About this task
Below is a listing. Copy each line of it that holds the word "years".

Data supplied
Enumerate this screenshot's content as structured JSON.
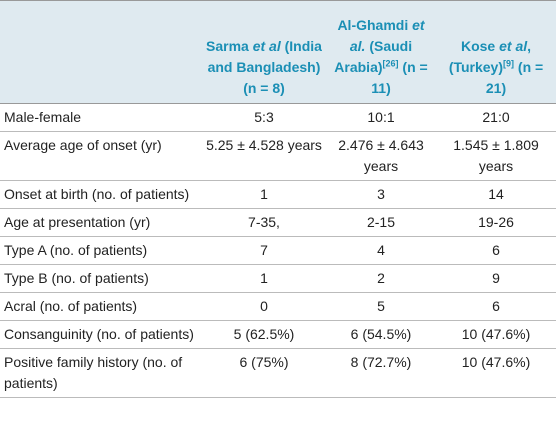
{
  "table": {
    "header": [
      [
        "Sarma",
        "et al",
        "(India and Bangladesh)",
        "(n = 8)"
      ],
      [
        "Al-Ghamdi",
        "et al.",
        "(Saudi Arabia)",
        "[26]",
        "(n = 11)"
      ],
      [
        "Kose",
        "et al",
        ", (Turkey)",
        "[9]",
        "(n = 21)"
      ]
    ],
    "rows": [
      [
        "Male-female",
        "5:3",
        "10:1",
        "21:0"
      ],
      [
        "Average age of onset (yr)",
        "5.25 ± 4.528 years",
        "2.476 ± 4.643 years",
        "1.545 ± 1.809 years"
      ],
      [
        "Onset at birth (no. of patients)",
        "1",
        "3",
        "14"
      ],
      [
        "Age at presentation (yr)",
        "7-35,",
        "2-15",
        "19-26"
      ],
      [
        "Type A (no. of patients)",
        "7",
        "4",
        "6"
      ],
      [
        "Type B (no. of patients)",
        "1",
        "2",
        "9"
      ],
      [
        "Acral (no. of patients)",
        "0",
        "5",
        "6"
      ],
      [
        "Consanguinity (no. of patients)",
        "5 (62.5%)",
        "6 (54.5%)",
        "10 (47.6%)"
      ],
      [
        "Positive family history (no. of patients)",
        "6 (75%)",
        "8 (72.7%)",
        "10 (47.6%)"
      ]
    ]
  }
}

Answer area
        "5.25 ± 4.528 years",
        "2.476 ± 4.643 years",
        "1.545 ± 1.809 years"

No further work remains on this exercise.